Data tied to figure images:
* * * * * * *
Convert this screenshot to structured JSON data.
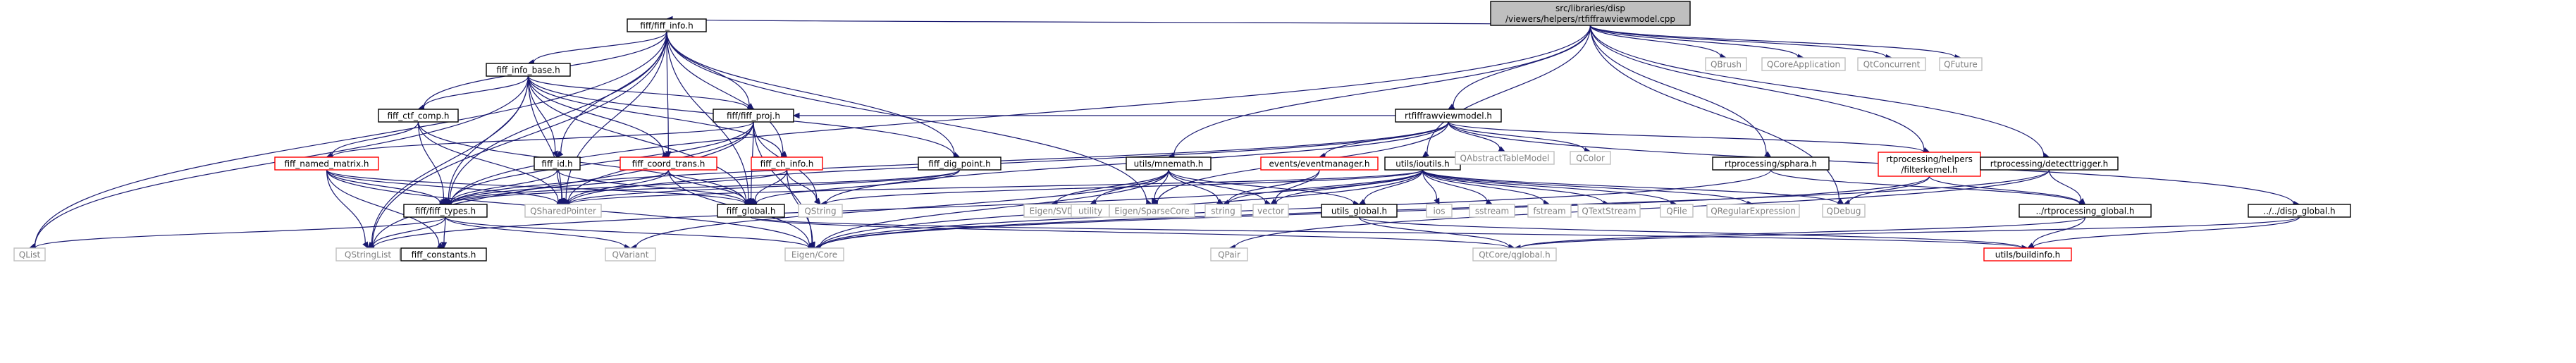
{
  "graph": {
    "root": "src/libraries/disp/viewers/helpers/rtfiffrawviewmodel.cpp",
    "colors": {
      "edge": "#191970",
      "border_normal": "#000000",
      "border_truncated": "#ff0000",
      "border_external": "#bfbfbf",
      "fill_root": "#bfbfbf",
      "fill_normal": "#ffffff",
      "text_normal": "#000000",
      "text_external": "#808080"
    },
    "nodes": [
      {
        "id": "root",
        "lines": [
          "src/libraries/disp",
          "/viewers/helpers/rtfiffrawviewmodel.cpp"
        ],
        "style": "root"
      },
      {
        "id": "fiff_info",
        "lines": [
          "fiff/fiff_info.h"
        ],
        "style": "normal"
      },
      {
        "id": "fiff_info_base",
        "lines": [
          "fiff_info_base.h"
        ],
        "style": "normal"
      },
      {
        "id": "fiff_ctf_comp",
        "lines": [
          "fiff_ctf_comp.h"
        ],
        "style": "normal"
      },
      {
        "id": "fiff_proj",
        "lines": [
          "fiff/fiff_proj.h"
        ],
        "style": "normal"
      },
      {
        "id": "fiff_named_matrix",
        "lines": [
          "fiff_named_matrix.h"
        ],
        "style": "truncated"
      },
      {
        "id": "fiff_id",
        "lines": [
          "fiff_id.h"
        ],
        "style": "normal"
      },
      {
        "id": "fiff_coord_trans",
        "lines": [
          "fiff_coord_trans.h"
        ],
        "style": "truncated"
      },
      {
        "id": "fiff_ch_info",
        "lines": [
          "fiff_ch_info.h"
        ],
        "style": "truncated"
      },
      {
        "id": "fiff_dig_point",
        "lines": [
          "fiff_dig_point.h"
        ],
        "style": "normal"
      },
      {
        "id": "fiff_types",
        "lines": [
          "fiff/fiff_types.h"
        ],
        "style": "normal"
      },
      {
        "id": "fiff_global",
        "lines": [
          "fiff_global.h"
        ],
        "style": "normal"
      },
      {
        "id": "fiff_constants",
        "lines": [
          "fiff_constants.h"
        ],
        "style": "normal"
      },
      {
        "id": "rtfiffrawviewmodel",
        "lines": [
          "rtfiffrawviewmodel.h"
        ],
        "style": "normal"
      },
      {
        "id": "utils_mnemath",
        "lines": [
          "utils/mnemath.h"
        ],
        "style": "normal"
      },
      {
        "id": "events_eventmanager",
        "lines": [
          "events/eventmanager.h"
        ],
        "style": "truncated"
      },
      {
        "id": "utils_ioutils",
        "lines": [
          "utils/ioutils.h"
        ],
        "style": "normal"
      },
      {
        "id": "utils_global",
        "lines": [
          "utils_global.h"
        ],
        "style": "normal"
      },
      {
        "id": "rtprocessing_sphara",
        "lines": [
          "rtprocessing/sphara.h"
        ],
        "style": "normal"
      },
      {
        "id": "rtprocessing_filterkernel",
        "lines": [
          "rtprocessing/helpers",
          "/filterkernel.h"
        ],
        "style": "truncated"
      },
      {
        "id": "rtprocessing_detecttrigger",
        "lines": [
          "rtprocessing/detecttrigger.h"
        ],
        "style": "normal"
      },
      {
        "id": "rtprocessing_global",
        "lines": [
          "../rtprocessing_global.h"
        ],
        "style": "normal"
      },
      {
        "id": "disp_global",
        "lines": [
          "../../disp_global.h"
        ],
        "style": "normal"
      },
      {
        "id": "utils_buildinfo",
        "lines": [
          "utils/buildinfo.h"
        ],
        "style": "truncated"
      },
      {
        "id": "QBrush",
        "lines": [
          "QBrush"
        ],
        "style": "external"
      },
      {
        "id": "QCoreApplication",
        "lines": [
          "QCoreApplication"
        ],
        "style": "external"
      },
      {
        "id": "QtConcurrent",
        "lines": [
          "QtConcurrent"
        ],
        "style": "external"
      },
      {
        "id": "QFuture",
        "lines": [
          "QFuture"
        ],
        "style": "external"
      },
      {
        "id": "QAbstractTableModel",
        "lines": [
          "QAbstractTableModel"
        ],
        "style": "external"
      },
      {
        "id": "QColor",
        "lines": [
          "QColor"
        ],
        "style": "external"
      },
      {
        "id": "QList",
        "lines": [
          "QList"
        ],
        "style": "external"
      },
      {
        "id": "QStringList",
        "lines": [
          "QStringList"
        ],
        "style": "external"
      },
      {
        "id": "QSharedPointer",
        "lines": [
          "QSharedPointer"
        ],
        "style": "external"
      },
      {
        "id": "QString",
        "lines": [
          "QString"
        ],
        "style": "external"
      },
      {
        "id": "QVariant",
        "lines": [
          "QVariant"
        ],
        "style": "external"
      },
      {
        "id": "Eigen_Core",
        "lines": [
          "Eigen/Core"
        ],
        "style": "external"
      },
      {
        "id": "Eigen_SVD",
        "lines": [
          "Eigen/SVD"
        ],
        "style": "external"
      },
      {
        "id": "utility",
        "lines": [
          "utility"
        ],
        "style": "external"
      },
      {
        "id": "Eigen_SparseCore",
        "lines": [
          "Eigen/SparseCore"
        ],
        "style": "external"
      },
      {
        "id": "string",
        "lines": [
          "string"
        ],
        "style": "external"
      },
      {
        "id": "vector",
        "lines": [
          "vector"
        ],
        "style": "external"
      },
      {
        "id": "QPair",
        "lines": [
          "QPair"
        ],
        "style": "external"
      },
      {
        "id": "QtCore_qglobal",
        "lines": [
          "QtCore/qglobal.h"
        ],
        "style": "external"
      },
      {
        "id": "ios",
        "lines": [
          "ios"
        ],
        "style": "external"
      },
      {
        "id": "sstream",
        "lines": [
          "sstream"
        ],
        "style": "external"
      },
      {
        "id": "fstream",
        "lines": [
          "fstream"
        ],
        "style": "external"
      },
      {
        "id": "QTextStream",
        "lines": [
          "QTextStream"
        ],
        "style": "external"
      },
      {
        "id": "QFile",
        "lines": [
          "QFile"
        ],
        "style": "external"
      },
      {
        "id": "QRegularExpression",
        "lines": [
          "QRegularExpression"
        ],
        "style": "external"
      },
      {
        "id": "QDebug",
        "lines": [
          "QDebug"
        ],
        "style": "external"
      }
    ],
    "edges": [
      [
        "root",
        "fiff_info"
      ],
      [
        "root",
        "rtfiffrawviewmodel"
      ],
      [
        "root",
        "utils_mnemath"
      ],
      [
        "root",
        "utils_ioutils"
      ],
      [
        "root",
        "rtprocessing_sphara"
      ],
      [
        "root",
        "rtprocessing_filterkernel"
      ],
      [
        "root",
        "rtprocessing_detecttrigger"
      ],
      [
        "root",
        "QBrush"
      ],
      [
        "root",
        "QCoreApplication"
      ],
      [
        "root",
        "QtConcurrent"
      ],
      [
        "root",
        "QFuture"
      ],
      [
        "root",
        "fiff_types"
      ],
      [
        "root",
        "QDebug"
      ],
      [
        "fiff_info",
        "fiff_info_base"
      ],
      [
        "fiff_info",
        "fiff_ctf_comp"
      ],
      [
        "fiff_info",
        "fiff_proj"
      ],
      [
        "fiff_info",
        "fiff_id"
      ],
      [
        "fiff_info",
        "fiff_coord_trans"
      ],
      [
        "fiff_info",
        "fiff_ch_info"
      ],
      [
        "fiff_info",
        "fiff_dig_point"
      ],
      [
        "fiff_info",
        "fiff_types"
      ],
      [
        "fiff_info",
        "fiff_global"
      ],
      [
        "fiff_info",
        "QList"
      ],
      [
        "fiff_info",
        "QStringList"
      ],
      [
        "fiff_info",
        "QSharedPointer"
      ],
      [
        "fiff_info",
        "Eigen_SparseCore"
      ],
      [
        "fiff_info_base",
        "fiff_ctf_comp"
      ],
      [
        "fiff_info_base",
        "fiff_proj"
      ],
      [
        "fiff_info_base",
        "fiff_id"
      ],
      [
        "fiff_info_base",
        "fiff_coord_trans"
      ],
      [
        "fiff_info_base",
        "fiff_ch_info"
      ],
      [
        "fiff_info_base",
        "fiff_dig_point"
      ],
      [
        "fiff_info_base",
        "fiff_types"
      ],
      [
        "fiff_info_base",
        "fiff_global"
      ],
      [
        "fiff_info_base",
        "QList"
      ],
      [
        "fiff_info_base",
        "QStringList"
      ],
      [
        "fiff_info_base",
        "QSharedPointer"
      ],
      [
        "fiff_ctf_comp",
        "fiff_named_matrix"
      ],
      [
        "fiff_ctf_comp",
        "fiff_types"
      ],
      [
        "fiff_ctf_comp",
        "fiff_global"
      ],
      [
        "fiff_ctf_comp",
        "QSharedPointer"
      ],
      [
        "fiff_proj",
        "fiff_named_matrix"
      ],
      [
        "fiff_proj",
        "fiff_types"
      ],
      [
        "fiff_proj",
        "fiff_global"
      ],
      [
        "fiff_proj",
        "QSharedPointer"
      ],
      [
        "fiff_proj",
        "QStringList"
      ],
      [
        "fiff_proj",
        "Eigen_Core"
      ],
      [
        "fiff_proj",
        "QString"
      ],
      [
        "fiff_named_matrix",
        "fiff_types"
      ],
      [
        "fiff_named_matrix",
        "fiff_global"
      ],
      [
        "fiff_named_matrix",
        "fiff_constants"
      ],
      [
        "fiff_named_matrix",
        "QSharedPointer"
      ],
      [
        "fiff_named_matrix",
        "QStringList"
      ],
      [
        "fiff_named_matrix",
        "Eigen_Core"
      ],
      [
        "fiff_id",
        "fiff_types"
      ],
      [
        "fiff_id",
        "fiff_global"
      ],
      [
        "fiff_id",
        "QSharedPointer"
      ],
      [
        "fiff_coord_trans",
        "fiff_types"
      ],
      [
        "fiff_coord_trans",
        "fiff_global"
      ],
      [
        "fiff_coord_trans",
        "QSharedPointer"
      ],
      [
        "fiff_coord_trans",
        "Eigen_Core"
      ],
      [
        "fiff_ch_info",
        "fiff_types"
      ],
      [
        "fiff_ch_info",
        "fiff_global"
      ],
      [
        "fiff_ch_info",
        "QString"
      ],
      [
        "fiff_ch_info",
        "Eigen_Core"
      ],
      [
        "fiff_dig_point",
        "fiff_types"
      ],
      [
        "fiff_dig_point",
        "fiff_global"
      ],
      [
        "fiff_dig_point",
        "QSharedPointer"
      ],
      [
        "fiff_types",
        "QList"
      ],
      [
        "fiff_types",
        "QStringList"
      ],
      [
        "fiff_types",
        "fiff_constants"
      ],
      [
        "fiff_types",
        "QVariant"
      ],
      [
        "fiff_types",
        "Eigen_Core"
      ],
      [
        "fiff_global",
        "utils_buildinfo"
      ],
      [
        "fiff_global",
        "QtCore_qglobal"
      ],
      [
        "rtfiffrawviewmodel",
        "fiff_proj"
      ],
      [
        "rtfiffrawviewmodel",
        "fiff_types"
      ],
      [
        "rtfiffrawviewmodel",
        "QAbstractTableModel"
      ],
      [
        "rtfiffrawviewmodel",
        "QColor"
      ],
      [
        "rtfiffrawviewmodel",
        "events_eventmanager"
      ],
      [
        "rtfiffrawviewmodel",
        "rtprocessing_filterkernel"
      ],
      [
        "rtfiffrawviewmodel",
        "disp_global"
      ],
      [
        "rtfiffrawviewmodel",
        "Eigen_SparseCore"
      ],
      [
        "rtfiffrawviewmodel",
        "QSharedPointer"
      ],
      [
        "rtfiffrawviewmodel",
        "QString"
      ],
      [
        "utils_mnemath",
        "utils_global"
      ],
      [
        "utils_mnemath",
        "Eigen_Core"
      ],
      [
        "utils_mnemath",
        "Eigen_SVD"
      ],
      [
        "utils_mnemath",
        "utility"
      ],
      [
        "utils_mnemath",
        "Eigen_SparseCore"
      ],
      [
        "utils_mnemath",
        "string"
      ],
      [
        "utils_mnemath",
        "vector"
      ],
      [
        "utils_mnemath",
        "QVariant"
      ],
      [
        "events_eventmanager",
        "string"
      ],
      [
        "events_eventmanager",
        "vector"
      ],
      [
        "utils_ioutils",
        "utils_global"
      ],
      [
        "utils_ioutils",
        "Eigen_Core"
      ],
      [
        "utils_ioutils",
        "ios"
      ],
      [
        "utils_ioutils",
        "sstream"
      ],
      [
        "utils_ioutils",
        "fstream"
      ],
      [
        "utils_ioutils",
        "QTextStream"
      ],
      [
        "utils_ioutils",
        "QFile"
      ],
      [
        "utils_ioutils",
        "QRegularExpression"
      ],
      [
        "utils_ioutils",
        "QDebug"
      ],
      [
        "utils_ioutils",
        "string"
      ],
      [
        "utils_ioutils",
        "vector"
      ],
      [
        "utils_ioutils",
        "QString"
      ],
      [
        "utils_ioutils",
        "QStringList"
      ],
      [
        "utils_ioutils",
        "QSharedPointer"
      ],
      [
        "utils_global",
        "utils_buildinfo"
      ],
      [
        "utils_global",
        "QtCore_qglobal"
      ],
      [
        "rtprocessing_sphara",
        "rtprocessing_global"
      ],
      [
        "rtprocessing_sphara",
        "Eigen_Core"
      ],
      [
        "rtprocessing_filterkernel",
        "rtprocessing_global"
      ],
      [
        "rtprocessing_filterkernel",
        "Eigen_Core"
      ],
      [
        "rtprocessing_filterkernel",
        "QDebug"
      ],
      [
        "rtprocessing_detecttrigger",
        "rtprocessing_global"
      ],
      [
        "rtprocessing_detecttrigger",
        "Eigen_Core"
      ],
      [
        "rtprocessing_detecttrigger",
        "QPair"
      ],
      [
        "rtprocessing_global",
        "utils_buildinfo"
      ],
      [
        "rtprocessing_global",
        "QtCore_qglobal"
      ],
      [
        "disp_global",
        "utils_buildinfo"
      ],
      [
        "disp_global",
        "QtCore_qglobal"
      ]
    ]
  }
}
* * * * * * *
Exercise requirements: Find the string "bfbfbf" in the entries above and return each line that holds it.

Result of the task:
      "border_external": "#bfbfbf",
      "fill_root": "#bfbfbf",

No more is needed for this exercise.